_WRITTEN REQUEST_
Without the pictures, copy the entries below word for word.

>> Start ENTRIES SHOWN

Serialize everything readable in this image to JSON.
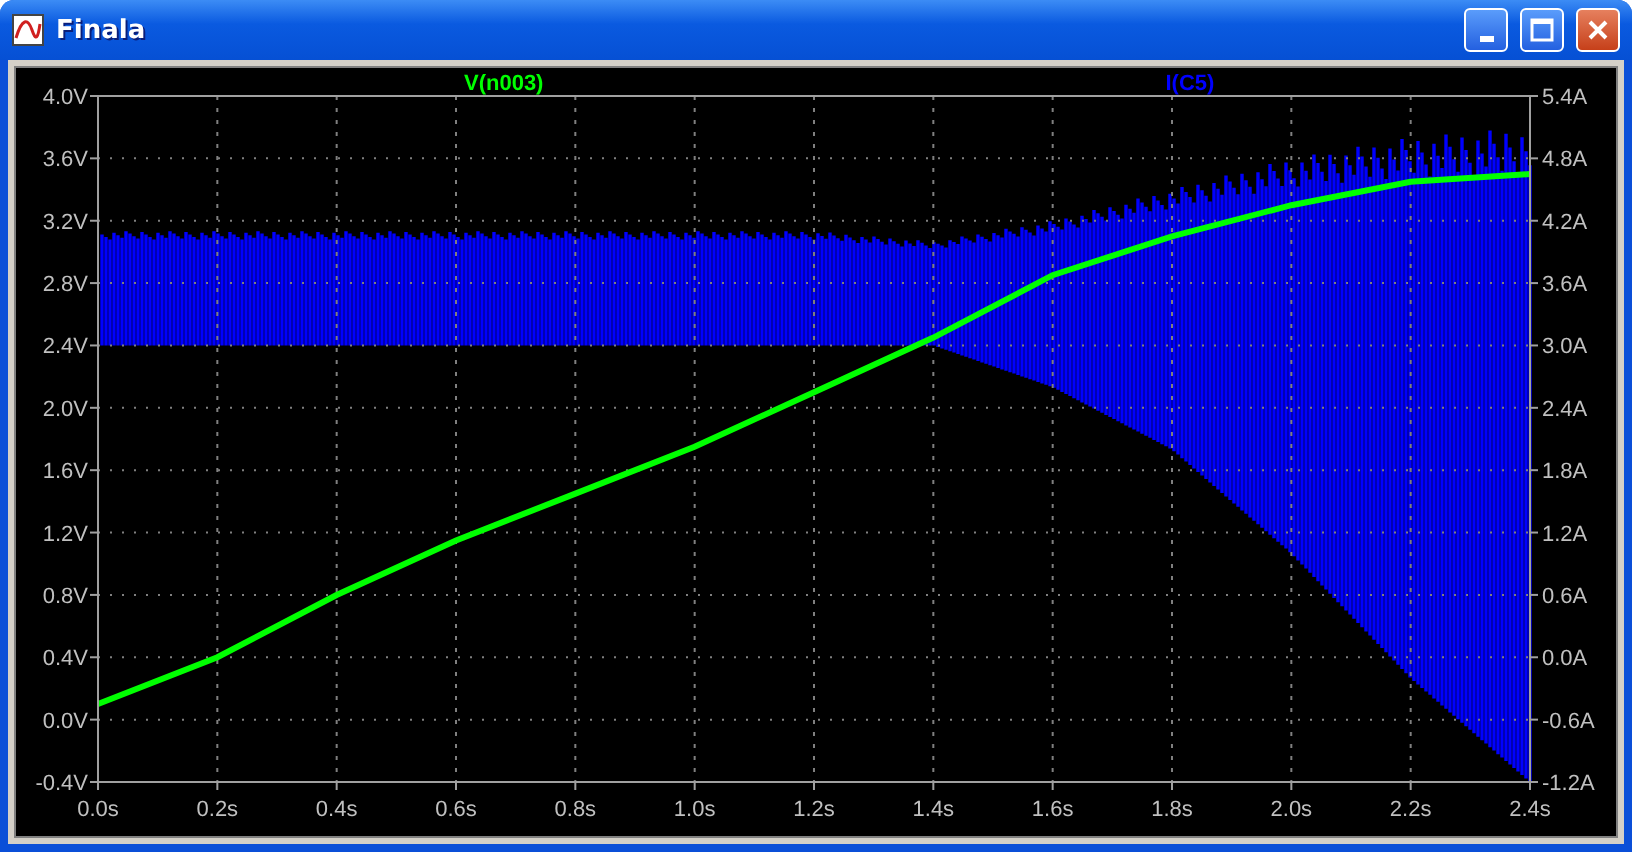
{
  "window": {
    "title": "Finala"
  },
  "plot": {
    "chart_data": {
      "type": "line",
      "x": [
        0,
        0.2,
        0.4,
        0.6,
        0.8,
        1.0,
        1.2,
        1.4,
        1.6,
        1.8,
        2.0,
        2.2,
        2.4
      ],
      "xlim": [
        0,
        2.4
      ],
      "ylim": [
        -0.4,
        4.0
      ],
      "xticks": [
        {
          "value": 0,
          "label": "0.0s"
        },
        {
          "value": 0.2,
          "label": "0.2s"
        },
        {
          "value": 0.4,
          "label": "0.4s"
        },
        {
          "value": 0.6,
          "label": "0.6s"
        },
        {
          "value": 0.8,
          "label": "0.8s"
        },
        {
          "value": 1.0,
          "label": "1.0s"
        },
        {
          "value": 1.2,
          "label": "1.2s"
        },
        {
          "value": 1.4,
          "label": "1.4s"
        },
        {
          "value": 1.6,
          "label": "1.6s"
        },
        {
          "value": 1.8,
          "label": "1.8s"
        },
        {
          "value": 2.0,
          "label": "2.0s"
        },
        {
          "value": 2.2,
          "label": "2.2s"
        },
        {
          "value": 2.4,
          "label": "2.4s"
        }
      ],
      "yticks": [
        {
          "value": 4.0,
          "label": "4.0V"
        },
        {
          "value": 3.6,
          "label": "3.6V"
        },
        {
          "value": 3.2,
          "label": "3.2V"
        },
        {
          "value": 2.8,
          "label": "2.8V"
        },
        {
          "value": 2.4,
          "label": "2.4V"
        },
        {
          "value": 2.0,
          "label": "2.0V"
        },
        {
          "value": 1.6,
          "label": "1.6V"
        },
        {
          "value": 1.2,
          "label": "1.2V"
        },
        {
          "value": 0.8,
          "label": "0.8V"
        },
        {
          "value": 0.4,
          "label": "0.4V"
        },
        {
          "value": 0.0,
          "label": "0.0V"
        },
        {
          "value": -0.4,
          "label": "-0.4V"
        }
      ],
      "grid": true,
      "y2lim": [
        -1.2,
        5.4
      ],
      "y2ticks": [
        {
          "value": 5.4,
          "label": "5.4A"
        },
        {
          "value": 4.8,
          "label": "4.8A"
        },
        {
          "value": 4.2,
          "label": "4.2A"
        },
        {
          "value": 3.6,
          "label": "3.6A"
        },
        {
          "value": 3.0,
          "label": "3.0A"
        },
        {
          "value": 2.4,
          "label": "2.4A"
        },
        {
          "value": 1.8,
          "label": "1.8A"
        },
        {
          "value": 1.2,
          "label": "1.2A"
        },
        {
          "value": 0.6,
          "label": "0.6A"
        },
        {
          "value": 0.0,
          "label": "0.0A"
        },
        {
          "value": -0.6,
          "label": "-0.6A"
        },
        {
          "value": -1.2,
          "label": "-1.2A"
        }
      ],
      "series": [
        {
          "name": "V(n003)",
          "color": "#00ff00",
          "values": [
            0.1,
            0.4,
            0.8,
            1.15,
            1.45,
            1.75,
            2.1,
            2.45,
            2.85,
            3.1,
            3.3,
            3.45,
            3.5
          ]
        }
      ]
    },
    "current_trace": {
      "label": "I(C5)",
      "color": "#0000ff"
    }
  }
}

>> End ENTRIES SHOWN

_OUTPUT_
Serialize everything readable in this image to JSON.
{
  "window": {
    "title": "Finala"
  },
  "plot": {
    "chart_data": {
      "type": "line",
      "x": [
        0,
        0.2,
        0.4,
        0.6,
        0.8,
        1.0,
        1.2,
        1.4,
        1.6,
        1.8,
        2.0,
        2.2,
        2.4
      ],
      "xlim": [
        0,
        2.4
      ],
      "ylim": [
        -0.4,
        4.0
      ],
      "xticks": [
        {
          "value": 0,
          "label": "0.0s"
        },
        {
          "value": 0.2,
          "label": "0.2s"
        },
        {
          "value": 0.4,
          "label": "0.4s"
        },
        {
          "value": 0.6,
          "label": "0.6s"
        },
        {
          "value": 0.8,
          "label": "0.8s"
        },
        {
          "value": 1.0,
          "label": "1.0s"
        },
        {
          "value": 1.2,
          "label": "1.2s"
        },
        {
          "value": 1.4,
          "label": "1.4s"
        },
        {
          "value": 1.6,
          "label": "1.6s"
        },
        {
          "value": 1.8,
          "label": "1.8s"
        },
        {
          "value": 2.0,
          "label": "2.0s"
        },
        {
          "value": 2.2,
          "label": "2.2s"
        },
        {
          "value": 2.4,
          "label": "2.4s"
        }
      ],
      "yticks": [
        {
          "value": 4.0,
          "label": "4.0V"
        },
        {
          "value": 3.6,
          "label": "3.6V"
        },
        {
          "value": 3.2,
          "label": "3.2V"
        },
        {
          "value": 2.8,
          "label": "2.8V"
        },
        {
          "value": 2.4,
          "label": "2.4V"
        },
        {
          "value": 2.0,
          "label": "2.0V"
        },
        {
          "value": 1.6,
          "label": "1.6V"
        },
        {
          "value": 1.2,
          "label": "1.2V"
        },
        {
          "value": 0.8,
          "label": "0.8V"
        },
        {
          "value": 0.4,
          "label": "0.4V"
        },
        {
          "value": 0.0,
          "label": "0.0V"
        },
        {
          "value": -0.4,
          "label": "-0.4V"
        }
      ],
      "grid": true,
      "y2lim": [
        -1.2,
        5.4
      ],
      "y2ticks": [
        {
          "value": 5.4,
          "label": "5.4A"
        },
        {
          "value": 4.8,
          "label": "4.8A"
        },
        {
          "value": 4.2,
          "label": "4.2A"
        },
        {
          "value": 3.6,
          "label": "3.6A"
        },
        {
          "value": 3.0,
          "label": "3.0A"
        },
        {
          "value": 2.4,
          "label": "2.4A"
        },
        {
          "value": 1.8,
          "label": "1.8A"
        },
        {
          "value": 1.2,
          "label": "1.2A"
        },
        {
          "value": 0.6,
          "label": "0.6A"
        },
        {
          "value": 0.0,
          "label": "0.0A"
        },
        {
          "value": -0.6,
          "label": "-0.6A"
        },
        {
          "value": -1.2,
          "label": "-1.2A"
        }
      ],
      "series": [
        {
          "name": "V(n003)",
          "color": "#00ff00",
          "values": [
            0.1,
            0.4,
            0.8,
            1.15,
            1.45,
            1.75,
            2.1,
            2.45,
            2.85,
            3.1,
            3.3,
            3.45,
            3.5
          ]
        }
      ]
    },
    "current_trace": {
      "label": "I(C5)",
      "color": "#0000ff"
    }
  }
}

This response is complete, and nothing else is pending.